__PROBLEM DESCRIPTION__
Gather all lines with the word "司母戊鼎" in them.

__RECORDS FOR PROCESSING__
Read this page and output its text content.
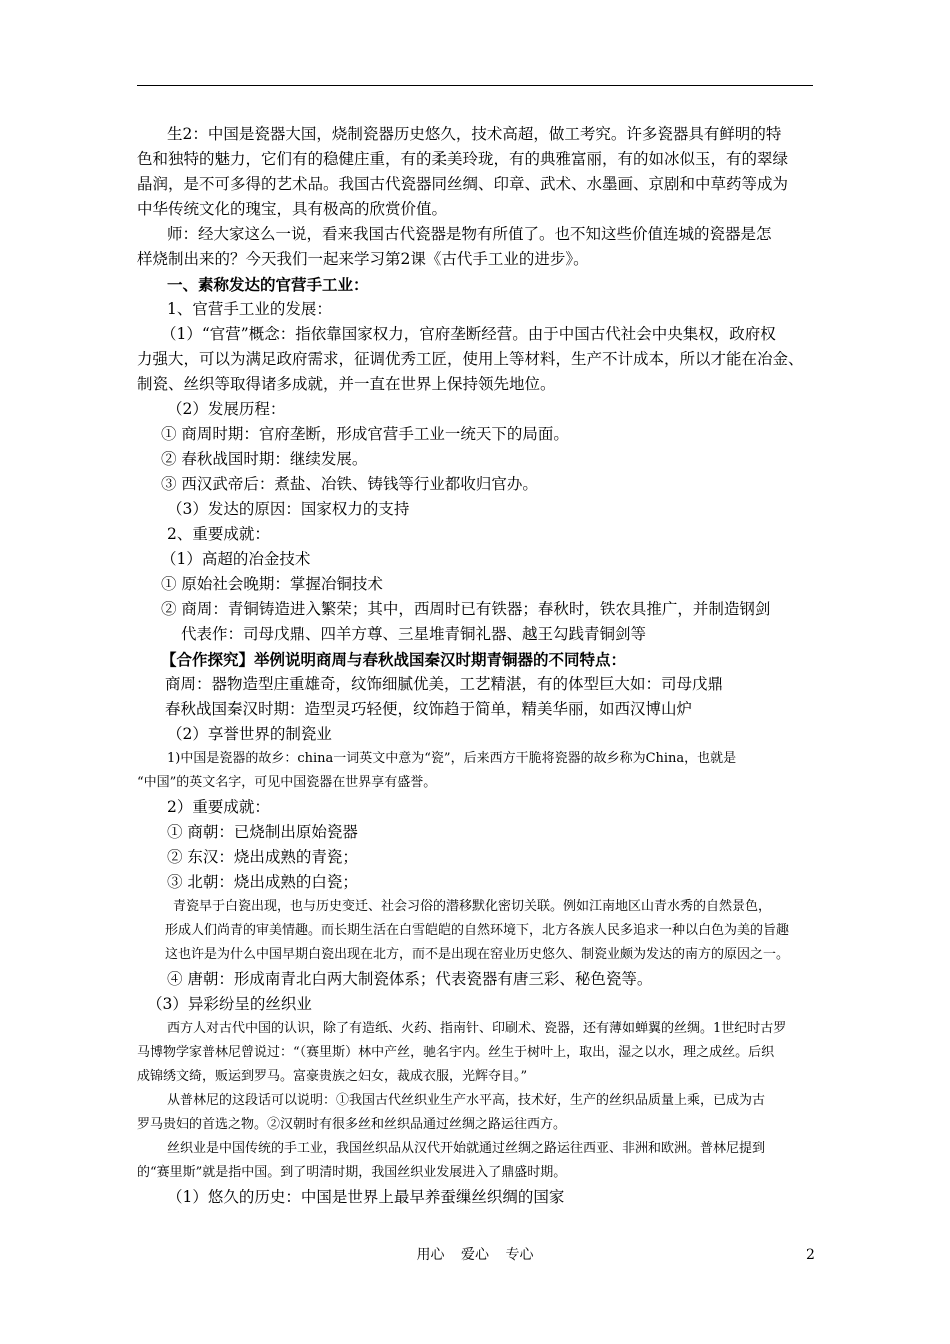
生2：中国是瓷器大国，烧制瓷器历史悠久，技术高超，做工考究。许多瓷器具有鲜明的特
色和独特的魅力，它们有的稳健庄重，有的柔美玲珑，有的典雅富丽，有的如冰似玉，有的翠绿
晶润，是不可多得的艺术品。我国古代瓷器同丝绸、印章、武术、水墨画、京剧和中草药等成为
中华传统文化的瑰宝，具有极高的欣赏价值。
师：经大家这么一说，看来我国古代瓷器是物有所值了。也不知这些价值连城的瓷器是怎
样烧制出来的？今天我们一起来学习第2课《古代手工业的进步》。
一、素称发达的官营手工业：
1、官营手工业的发展：
（1）“官营”概念：指依靠国家权力，官府垄断经营。由于中国古代社会中央集权，政府权
力强大，可以为满足政府需求，征调优秀工匠，使用上等材料，生产不计成本，所以才能在冶金、
制瓷、丝织等取得诸多成就，并一直在世界上保持领先地位。
（2）发展历程：
① 商周时期：官府垄断，形成官营手工业一统天下的局面。
② 春秋战国时期：继续发展。
③ 西汉武帝后：煮盐、冶铁、铸钱等行业都收归官办。
（3）发达的原因：国家权力的支持
2、重要成就：
（1）高超的冶金技术
① 原始社会晚期：掌握冶铜技术
② 商周：青铜铸造进入繁荣；其中，西周时已有铁器；春秋时，铁农具推广，并制造钢剑
代表作：司母戊鼎、四羊方尊、三星堆青铜礼器、越王勾践青铜剑等
【合作探究】举例说明商周与春秋战国秦汉时期青铜器的不同特点：
商周：器物造型庄重雄奇，纹饰细腻优美，工艺精湛，有的体型巨大如：司母戊鼎
春秋战国秦汉时期：造型灵巧轻便，纹饰趋于简单，精美华丽，如西汉博山炉
（2）享誉世界的制瓷业
1)中国是瓷器的故乡：china一词英文中意为“瓷”，后来西方干脆将瓷器的故乡称为China，也就是
“中国”的英文名字，可见中国瓷器在世界享有盛誉。
2）重要成就：
① 商朝：已烧制出原始瓷器
② 东汉：烧出成熟的青瓷；
③ 北朝：烧出成熟的白瓷；
青瓷早于白瓷出现，也与历史变迁、社会习俗的潜移默化密切关联。例如江南地区山青水秀的自然景色，
形成人们尚青的审美情趣。而长期生活在白雪皑皑的自然环境下，北方各族人民多追求一种以白色为美的旨趣
这也许是为什么中国早期白瓷出现在北方，而不是出现在窑业历史悠久、制瓷业颇为发达的南方的原因之一。
④ 唐朝：形成南青北白两大制瓷体系；代表瓷器有唐三彩、秘色瓷等。
（3）异彩纷呈的丝织业
西方人对古代中国的认识，除了有造纸、火药、指南针、印刷术、瓷器，还有薄如蝉翼的丝绸。1世纪时古罗
马博物学家普林尼曾说过：“（赛里斯）林中产丝，驰名宇内。丝生于树叶上，取出，湿之以水，理之成丝。后织
成锦绣文绮，贩运到罗马。富豪贵族之妇女，裁成衣服，光辉夺目。”
从普林尼的这段话可以说明：①我国古代丝织业生产水平高，技术好，生产的丝织品质量上乘，已成为古
罗马贵妇的首选之物。②汉朝时有很多丝和丝织品通过丝绸之路运往西方。
丝织业是中国传统的手工业，我国丝织品从汉代开始就通过丝绸之路运往西亚、非洲和欧洲。普林尼提到
的“赛里斯”就是指中国。到了明清时期，我国丝织业发展进入了鼎盛时期。
（1）悠久的历史：中国是世界上最早养蚕缫丝织绸的国家
用心 爱心 专心	2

__RESPONSE FOR THIS EXERCISE__
代表作：司母戊鼎、四羊方尊、三星堆青铜礼器、越王勾践青铜剑等
商周：器物造型庄重雄奇，纹饰细腻优美，工艺精湛，有的体型巨大如：司母戊鼎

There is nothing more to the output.